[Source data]
--*--
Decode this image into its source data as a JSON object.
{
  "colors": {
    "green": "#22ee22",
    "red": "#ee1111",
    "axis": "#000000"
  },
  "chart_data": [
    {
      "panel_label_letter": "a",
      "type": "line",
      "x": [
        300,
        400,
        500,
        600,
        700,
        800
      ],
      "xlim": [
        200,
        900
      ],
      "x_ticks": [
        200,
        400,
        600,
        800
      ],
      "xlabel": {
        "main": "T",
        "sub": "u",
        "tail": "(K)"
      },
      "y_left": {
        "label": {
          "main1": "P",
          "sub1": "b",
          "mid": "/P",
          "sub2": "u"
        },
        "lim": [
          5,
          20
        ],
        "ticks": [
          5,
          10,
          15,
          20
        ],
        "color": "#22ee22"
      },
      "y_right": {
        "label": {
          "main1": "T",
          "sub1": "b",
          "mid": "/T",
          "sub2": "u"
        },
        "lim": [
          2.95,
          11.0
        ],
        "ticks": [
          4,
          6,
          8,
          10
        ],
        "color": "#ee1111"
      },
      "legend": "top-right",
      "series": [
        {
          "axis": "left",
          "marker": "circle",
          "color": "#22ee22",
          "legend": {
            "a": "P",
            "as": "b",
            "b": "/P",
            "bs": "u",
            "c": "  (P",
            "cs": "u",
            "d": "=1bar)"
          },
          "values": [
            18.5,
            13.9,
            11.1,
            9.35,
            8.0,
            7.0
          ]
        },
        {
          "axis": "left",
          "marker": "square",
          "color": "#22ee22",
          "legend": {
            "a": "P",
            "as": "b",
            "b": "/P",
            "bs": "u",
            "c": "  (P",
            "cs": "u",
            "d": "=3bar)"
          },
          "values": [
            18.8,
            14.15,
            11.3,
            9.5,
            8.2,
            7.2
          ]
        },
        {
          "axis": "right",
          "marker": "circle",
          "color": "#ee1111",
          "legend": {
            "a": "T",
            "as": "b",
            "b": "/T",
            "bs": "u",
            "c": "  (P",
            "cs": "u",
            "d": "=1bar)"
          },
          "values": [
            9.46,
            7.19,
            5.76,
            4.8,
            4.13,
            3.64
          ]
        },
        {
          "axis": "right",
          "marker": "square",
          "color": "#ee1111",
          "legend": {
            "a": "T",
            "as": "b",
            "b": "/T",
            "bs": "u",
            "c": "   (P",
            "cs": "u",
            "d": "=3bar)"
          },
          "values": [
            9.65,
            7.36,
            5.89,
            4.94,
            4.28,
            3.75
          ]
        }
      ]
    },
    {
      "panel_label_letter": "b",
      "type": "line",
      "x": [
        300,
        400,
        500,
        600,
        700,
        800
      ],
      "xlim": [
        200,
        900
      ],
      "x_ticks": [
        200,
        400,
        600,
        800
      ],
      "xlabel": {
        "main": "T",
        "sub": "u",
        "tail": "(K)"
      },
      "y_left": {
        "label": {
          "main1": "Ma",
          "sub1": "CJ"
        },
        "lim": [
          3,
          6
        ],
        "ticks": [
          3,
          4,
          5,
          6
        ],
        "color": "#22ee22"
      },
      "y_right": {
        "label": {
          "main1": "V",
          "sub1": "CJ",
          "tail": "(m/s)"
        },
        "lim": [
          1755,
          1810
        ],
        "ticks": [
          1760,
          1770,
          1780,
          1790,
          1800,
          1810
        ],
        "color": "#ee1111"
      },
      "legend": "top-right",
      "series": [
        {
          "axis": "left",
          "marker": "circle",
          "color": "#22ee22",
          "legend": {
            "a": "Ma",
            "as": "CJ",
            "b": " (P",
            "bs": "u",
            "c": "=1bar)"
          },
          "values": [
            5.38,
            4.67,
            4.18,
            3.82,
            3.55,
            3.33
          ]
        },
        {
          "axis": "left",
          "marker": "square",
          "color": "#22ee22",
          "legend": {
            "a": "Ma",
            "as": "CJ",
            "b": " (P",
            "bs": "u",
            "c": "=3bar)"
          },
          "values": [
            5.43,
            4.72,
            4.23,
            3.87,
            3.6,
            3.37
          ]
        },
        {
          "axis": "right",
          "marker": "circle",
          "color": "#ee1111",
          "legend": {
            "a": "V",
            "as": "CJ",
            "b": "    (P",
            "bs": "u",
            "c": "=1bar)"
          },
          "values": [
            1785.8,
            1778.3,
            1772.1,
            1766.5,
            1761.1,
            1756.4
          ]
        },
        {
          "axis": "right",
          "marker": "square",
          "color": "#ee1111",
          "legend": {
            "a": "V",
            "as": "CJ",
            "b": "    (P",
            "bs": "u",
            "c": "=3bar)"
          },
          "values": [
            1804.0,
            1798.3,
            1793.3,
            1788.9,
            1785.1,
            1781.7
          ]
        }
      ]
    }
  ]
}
--*--
WHAT NEEDS TO BE DONE. Reproduce the full listing above, character for character.

THE RESPONSE.
Decode this image into its source data as a JSON object.
{
  "colors": {
    "green": "#22ee22",
    "red": "#ee1111",
    "axis": "#000000"
  },
  "chart_data": [
    {
      "panel_label_letter": "a",
      "type": "line",
      "x": [
        300,
        400,
        500,
        600,
        700,
        800
      ],
      "xlim": [
        200,
        900
      ],
      "x_ticks": [
        200,
        400,
        600,
        800
      ],
      "xlabel": {
        "main": "T",
        "sub": "u",
        "tail": "(K)"
      },
      "y_left": {
        "label": {
          "main1": "P",
          "sub1": "b",
          "mid": "/P",
          "sub2": "u"
        },
        "lim": [
          5,
          20
        ],
        "ticks": [
          5,
          10,
          15,
          20
        ],
        "color": "#22ee22"
      },
      "y_right": {
        "label": {
          "main1": "T",
          "sub1": "b",
          "mid": "/T",
          "sub2": "u"
        },
        "lim": [
          2.95,
          11.0
        ],
        "ticks": [
          4,
          6,
          8,
          10
        ],
        "color": "#ee1111"
      },
      "legend": "top-right",
      "series": [
        {
          "axis": "left",
          "marker": "circle",
          "color": "#22ee22",
          "legend": {
            "a": "P",
            "as": "b",
            "b": "/P",
            "bs": "u",
            "c": "  (P",
            "cs": "u",
            "d": "=1bar)"
          },
          "values": [
            18.5,
            13.9,
            11.1,
            9.35,
            8.0,
            7.0
          ]
        },
        {
          "axis": "left",
          "marker": "square",
          "color": "#22ee22",
          "legend": {
            "a": "P",
            "as": "b",
            "b": "/P",
            "bs": "u",
            "c": "  (P",
            "cs": "u",
            "d": "=3bar)"
          },
          "values": [
            18.8,
            14.15,
            11.3,
            9.5,
            8.2,
            7.2
          ]
        },
        {
          "axis": "right",
          "marker": "circle",
          "color": "#ee1111",
          "legend": {
            "a": "T",
            "as": "b",
            "b": "/T",
            "bs": "u",
            "c": "  (P",
            "cs": "u",
            "d": "=1bar)"
          },
          "values": [
            9.46,
            7.19,
            5.76,
            4.8,
            4.13,
            3.64
          ]
        },
        {
          "axis": "right",
          "marker": "square",
          "color": "#ee1111",
          "legend": {
            "a": "T",
            "as": "b",
            "b": "/T",
            "bs": "u",
            "c": "   (P",
            "cs": "u",
            "d": "=3bar)"
          },
          "values": [
            9.65,
            7.36,
            5.89,
            4.94,
            4.28,
            3.75
          ]
        }
      ]
    },
    {
      "panel_label_letter": "b",
      "type": "line",
      "x": [
        300,
        400,
        500,
        600,
        700,
        800
      ],
      "xlim": [
        200,
        900
      ],
      "x_ticks": [
        200,
        400,
        600,
        800
      ],
      "xlabel": {
        "main": "T",
        "sub": "u",
        "tail": "(K)"
      },
      "y_left": {
        "label": {
          "main1": "Ma",
          "sub1": "CJ"
        },
        "lim": [
          3,
          6
        ],
        "ticks": [
          3,
          4,
          5,
          6
        ],
        "color": "#22ee22"
      },
      "y_right": {
        "label": {
          "main1": "V",
          "sub1": "CJ",
          "tail": "(m/s)"
        },
        "lim": [
          1755,
          1810
        ],
        "ticks": [
          1760,
          1770,
          1780,
          1790,
          1800,
          1810
        ],
        "color": "#ee1111"
      },
      "legend": "top-right",
      "series": [
        {
          "axis": "left",
          "marker": "circle",
          "color": "#22ee22",
          "legend": {
            "a": "Ma",
            "as": "CJ",
            "b": " (P",
            "bs": "u",
            "c": "=1bar)"
          },
          "values": [
            5.38,
            4.67,
            4.18,
            3.82,
            3.55,
            3.33
          ]
        },
        {
          "axis": "left",
          "marker": "square",
          "color": "#22ee22",
          "legend": {
            "a": "Ma",
            "as": "CJ",
            "b": " (P",
            "bs": "u",
            "c": "=3bar)"
          },
          "values": [
            5.43,
            4.72,
            4.23,
            3.87,
            3.6,
            3.37
          ]
        },
        {
          "axis": "right",
          "marker": "circle",
          "color": "#ee1111",
          "legend": {
            "a": "V",
            "as": "CJ",
            "b": "    (P",
            "bs": "u",
            "c": "=1bar)"
          },
          "values": [
            1785.8,
            1778.3,
            1772.1,
            1766.5,
            1761.1,
            1756.4
          ]
        },
        {
          "axis": "right",
          "marker": "square",
          "color": "#ee1111",
          "legend": {
            "a": "V",
            "as": "CJ",
            "b": "    (P",
            "bs": "u",
            "c": "=3bar)"
          },
          "values": [
            1804.0,
            1798.3,
            1793.3,
            1788.9,
            1785.1,
            1781.7
          ]
        }
      ]
    }
  ]
}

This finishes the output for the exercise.